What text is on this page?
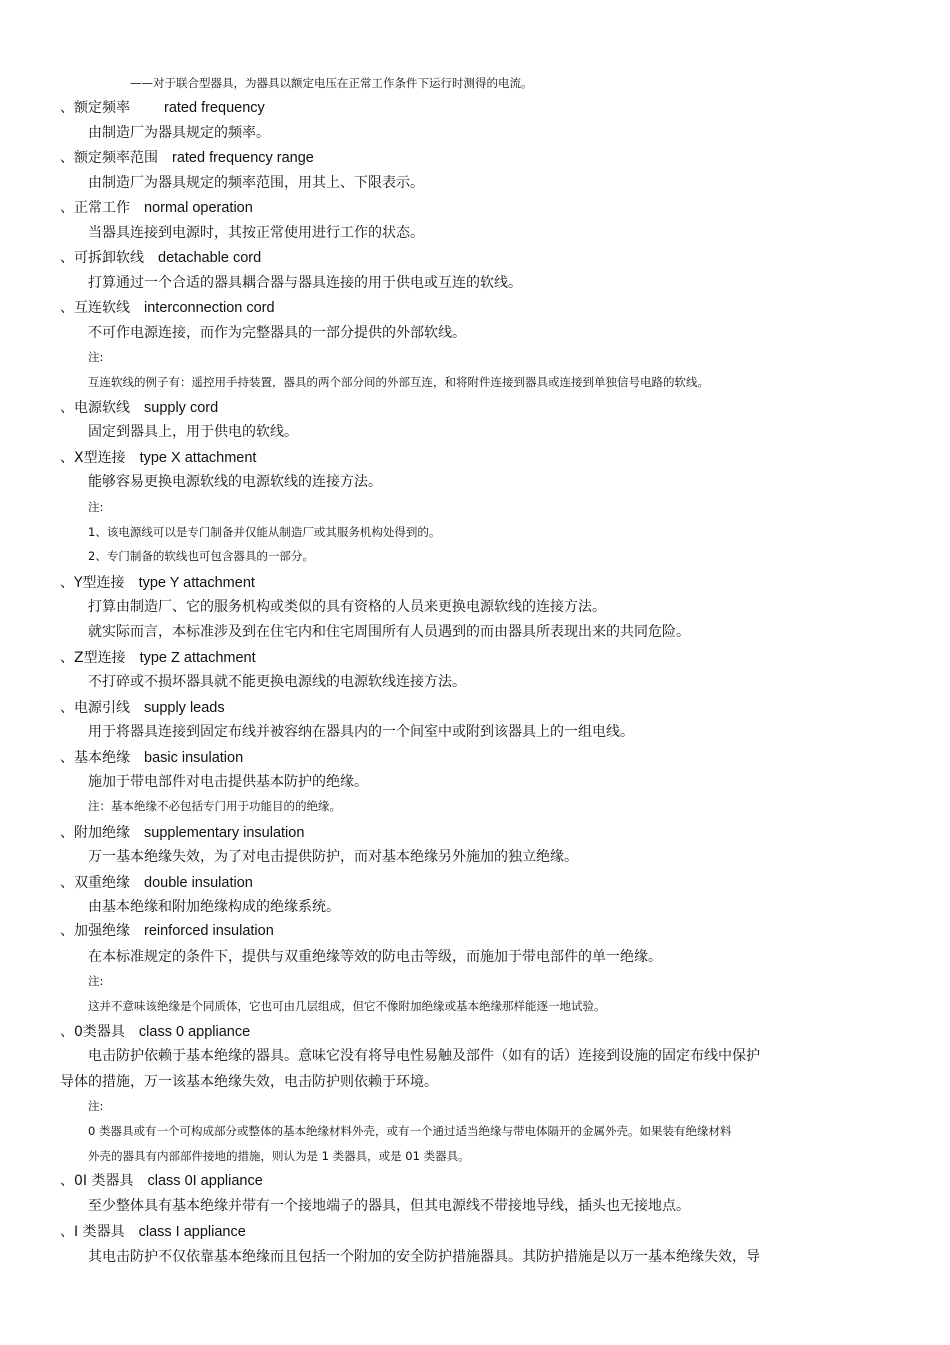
——对于联合型器具，为器具以额定电压在正常工作条件下运行时测得的电流。
、额定频率 rated frequency
由制造厂为器具规定的频率。
、额定频率范围 rated frequency range
由制造厂为器具规定的频率范围，用其上、下限表示。
、正常工作 normal operation
当器具连接到电源时，其按正常使用进行工作的状态。
、可拆卸软线 detachable cord
打算通过一个合适的器具耦合器与器具连接的用于供电或互连的软线。
、互连软线 interconnection cord
不可作电源连接，而作为完整器具的一部分提供的外部软线。
注:
互连软线的例子有：遥控用手持装置，器具的两个部分间的外部互连，和将附件连接到器具或连接到单独信号电路的软线。
、电源软线 supply cord
固定到器具上，用于供电的软线。
、X型连接 type X attachment
能够容易更换电源软线的电源软线的连接方法。
注:
1、该电源线可以是专门制备并仅能从制造厂或其服务机构处得到的。
2、专门制备的软线也可包含器具的一部分。
、Y型连接 type Y attachment
打算由制造厂、它的服务机构或类似的具有资格的人员来更换电源软线的连接方法。
就实际而言，本标准涉及到在住宅内和住宅周围所有人员遇到的而由器具所表现出来的共同危险。
、Z型连接 type Z attachment
不打碎或不损坏器具就不能更换电源线的电源软线连接方法。
、电源引线 supply leads
用于将器具连接到固定布线并被容纳在器具内的一个间室中或附到该器具上的一组电线。
、基本绝缘 basic insulation
施加于带电部件对电击提供基本防护的绝缘。
注：基本绝缘不必包括专门用于功能目的的绝缘。
、附加绝缘 supplementary insulation
万一基本绝缘失效，为了对电击提供防护，而对基本绝缘另外施加的独立绝缘。
、双重绝缘 double insulation
由基本绝缘和附加绝缘构成的绝缘系统。
、加强绝缘 reinforced insulation
在本标准规定的条件下，提供与双重绝缘等效的防电击等级，而施加于带电部件的单一绝缘。
注:
这并不意味该绝缘是个同质体，它也可由几层组成，但它不像附加绝缘或基本绝缘那样能逐一地试验。
、0类器具 class 0 appliance
电击防护依赖于基本绝缘的器具。意味它没有将导电性易触及部件（如有的话）连接到设施的固定布线中保护
导体的措施，万一该基本绝缘失效，电击防护则依赖于环境。
注:
0 类器具或有一个可构成部分或整体的基本绝缘材料外壳，或有一个通过适当绝缘与带电体隔开的金属外壳。如果装有绝缘材料
外壳的器具有内部部件接地的措施，则认为是 1 类器具，或是 01 类器具。
、0I 类器具 class 0I appliance
至少整体具有基本绝缘并带有一个接地端子的器具，但其电源线不带接地导线，插头也无接地点。
、I 类器具 class I appliance
其电击防护不仅依靠基本绝缘而且包括一个附加的安全防护措施器具。其防护措施是以万一基本绝缘失效，导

### TASK DETAILS
Go through the records line by line and count those containing the string "rated". Give only the total.

### WRITTEN ANSWER
2